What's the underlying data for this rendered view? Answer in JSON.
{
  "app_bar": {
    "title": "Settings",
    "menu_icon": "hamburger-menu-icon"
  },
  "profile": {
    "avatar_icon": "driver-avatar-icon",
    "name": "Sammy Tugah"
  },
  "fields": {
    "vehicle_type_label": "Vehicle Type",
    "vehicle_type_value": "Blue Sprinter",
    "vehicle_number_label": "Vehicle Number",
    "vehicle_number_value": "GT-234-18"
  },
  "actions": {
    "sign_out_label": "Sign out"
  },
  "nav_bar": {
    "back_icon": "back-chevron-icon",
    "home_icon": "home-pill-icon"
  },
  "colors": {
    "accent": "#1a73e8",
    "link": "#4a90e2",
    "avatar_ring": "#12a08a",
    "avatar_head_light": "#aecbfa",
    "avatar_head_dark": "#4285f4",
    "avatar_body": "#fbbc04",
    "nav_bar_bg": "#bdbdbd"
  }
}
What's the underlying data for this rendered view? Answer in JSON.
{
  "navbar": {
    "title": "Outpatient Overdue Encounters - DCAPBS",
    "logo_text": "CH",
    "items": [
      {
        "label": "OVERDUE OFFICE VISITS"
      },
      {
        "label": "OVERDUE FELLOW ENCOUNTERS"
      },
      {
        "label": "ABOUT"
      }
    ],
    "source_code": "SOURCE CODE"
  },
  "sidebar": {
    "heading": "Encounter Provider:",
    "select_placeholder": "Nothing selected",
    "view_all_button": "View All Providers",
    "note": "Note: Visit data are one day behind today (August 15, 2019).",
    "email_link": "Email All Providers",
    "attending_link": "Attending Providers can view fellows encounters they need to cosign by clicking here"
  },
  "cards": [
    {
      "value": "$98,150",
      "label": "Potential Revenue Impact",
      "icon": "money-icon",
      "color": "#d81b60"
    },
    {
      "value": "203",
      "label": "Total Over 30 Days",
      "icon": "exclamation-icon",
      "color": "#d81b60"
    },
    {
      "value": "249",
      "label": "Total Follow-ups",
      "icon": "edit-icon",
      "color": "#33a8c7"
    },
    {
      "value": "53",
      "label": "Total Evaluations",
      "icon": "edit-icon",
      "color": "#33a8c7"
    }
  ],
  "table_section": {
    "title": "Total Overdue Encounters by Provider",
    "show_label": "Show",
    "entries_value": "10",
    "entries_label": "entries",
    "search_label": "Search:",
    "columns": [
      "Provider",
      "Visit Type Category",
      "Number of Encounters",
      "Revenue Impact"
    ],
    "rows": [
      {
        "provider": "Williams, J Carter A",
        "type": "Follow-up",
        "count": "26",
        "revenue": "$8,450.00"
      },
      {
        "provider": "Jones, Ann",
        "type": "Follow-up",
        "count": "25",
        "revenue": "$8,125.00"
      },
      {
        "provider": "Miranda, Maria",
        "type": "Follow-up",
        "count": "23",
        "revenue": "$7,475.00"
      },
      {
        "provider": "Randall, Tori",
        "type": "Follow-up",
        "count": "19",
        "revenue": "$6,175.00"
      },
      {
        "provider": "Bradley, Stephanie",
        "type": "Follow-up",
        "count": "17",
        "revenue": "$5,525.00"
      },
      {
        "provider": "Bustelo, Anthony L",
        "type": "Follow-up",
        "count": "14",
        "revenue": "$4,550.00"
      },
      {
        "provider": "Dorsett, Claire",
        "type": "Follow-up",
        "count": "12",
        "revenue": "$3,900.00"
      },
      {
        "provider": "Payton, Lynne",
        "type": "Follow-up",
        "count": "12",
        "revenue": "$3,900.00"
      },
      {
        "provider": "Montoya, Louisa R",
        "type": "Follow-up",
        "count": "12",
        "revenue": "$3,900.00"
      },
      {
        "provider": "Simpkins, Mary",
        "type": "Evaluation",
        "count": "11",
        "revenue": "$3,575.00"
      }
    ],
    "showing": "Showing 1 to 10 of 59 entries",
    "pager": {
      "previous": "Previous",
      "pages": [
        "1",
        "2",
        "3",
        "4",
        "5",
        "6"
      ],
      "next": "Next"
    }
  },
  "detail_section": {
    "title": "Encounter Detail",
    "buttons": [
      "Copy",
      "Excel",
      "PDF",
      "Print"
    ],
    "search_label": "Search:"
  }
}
__________________________________________________
YOUR OBJECTIVE:
Output the lines above verbatim and in full.

FULL OUTPUT:
What's the underlying data for this rendered view? Answer in JSON.
{
  "app_bar": {
    "title": "Settings",
    "menu_icon": "hamburger-menu-icon"
  },
  "profile": {
    "avatar_icon": "driver-avatar-icon",
    "name": "Sammy Tugah"
  },
  "fields": {
    "vehicle_type_label": "Vehicle Type",
    "vehicle_type_value": "Blue Sprinter",
    "vehicle_number_label": "Vehicle Number",
    "vehicle_number_value": "GT-234-18"
  },
  "actions": {
    "sign_out_label": "Sign out"
  },
  "nav_bar": {
    "back_icon": "back-chevron-icon",
    "home_icon": "home-pill-icon"
  },
  "colors": {
    "accent": "#1a73e8",
    "link": "#4a90e2",
    "avatar_ring": "#12a08a",
    "avatar_head_light": "#aecbfa",
    "avatar_head_dark": "#4285f4",
    "avatar_body": "#fbbc04",
    "nav_bar_bg": "#bdbdbd"
  }
}
What's the underlying data for this rendered view? Answer in JSON.
{
  "navbar": {
    "title": "Outpatient Overdue Encounters - DCAPBS",
    "logo_text": "CH",
    "items": [
      {
        "label": "OVERDUE OFFICE VISITS"
      },
      {
        "label": "OVERDUE FELLOW ENCOUNTERS"
      },
      {
        "label": "ABOUT"
      }
    ],
    "source_code": "SOURCE CODE"
  },
  "sidebar": {
    "heading": "Encounter Provider:",
    "select_placeholder": "Nothing selected",
    "view_all_button": "View All Providers",
    "note": "Note: Visit data are one day behind today (August 15, 2019).",
    "email_link": "Email All Providers",
    "attending_link": "Attending Providers can view fellows encounters they need to cosign by clicking here"
  },
  "cards": [
    {
      "value": "$98,150",
      "label": "Potential Revenue Impact",
      "icon": "money-icon",
      "color": "#d81b60"
    },
    {
      "value": "203",
      "label": "Total Over 30 Days",
      "icon": "exclamation-icon",
      "color": "#d81b60"
    },
    {
      "value": "249",
      "label": "Total Follow-ups",
      "icon": "edit-icon",
      "color": "#33a8c7"
    },
    {
      "value": "53",
      "label": "Total Evaluations",
      "icon": "edit-icon",
      "color": "#33a8c7"
    }
  ],
  "table_section": {
    "title": "Total Overdue Encounters by Provider",
    "show_label": "Show",
    "entries_value": "10",
    "entries_label": "entries",
    "search_label": "Search:",
    "columns": [
      "Provider",
      "Visit Type Category",
      "Number of Encounters",
      "Revenue Impact"
    ],
    "rows": [
      {
        "provider": "Williams, J Carter A",
        "type": "Follow-up",
        "count": "26",
        "revenue": "$8,450.00"
      },
      {
        "provider": "Jones, Ann",
        "type": "Follow-up",
        "count": "25",
        "revenue": "$8,125.00"
      },
      {
        "provider": "Miranda, Maria",
        "type": "Follow-up",
        "count": "23",
        "revenue": "$7,475.00"
      },
      {
        "provider": "Randall, Tori",
        "type": "Follow-up",
        "count": "19",
        "revenue": "$6,175.00"
      },
      {
        "provider": "Bradley, Stephanie",
        "type": "Follow-up",
        "count": "17",
        "revenue": "$5,525.00"
      },
      {
        "provider": "Bustelo, Anthony L",
        "type": "Follow-up",
        "count": "14",
        "revenue": "$4,550.00"
      },
      {
        "provider": "Dorsett, Claire",
        "type": "Follow-up",
        "count": "12",
        "revenue": "$3,900.00"
      },
      {
        "provider": "Payton, Lynne",
        "type": "Follow-up",
        "count": "12",
        "revenue": "$3,900.00"
      },
      {
        "provider": "Montoya, Louisa R",
        "type": "Follow-up",
        "count": "12",
        "revenue": "$3,900.00"
      },
      {
        "provider": "Simpkins, Mary",
        "type": "Evaluation",
        "count": "11",
        "revenue": "$3,575.00"
      }
    ],
    "showing": "Showing 1 to 10 of 59 entries",
    "pager": {
      "previous": "Previous",
      "pages": [
        "1",
        "2",
        "3",
        "4",
        "5",
        "6"
      ],
      "next": "Next"
    }
  },
  "detail_section": {
    "title": "Encounter Detail",
    "buttons": [
      "Copy",
      "Excel",
      "PDF",
      "Print"
    ],
    "search_label": "Search:"
  }
}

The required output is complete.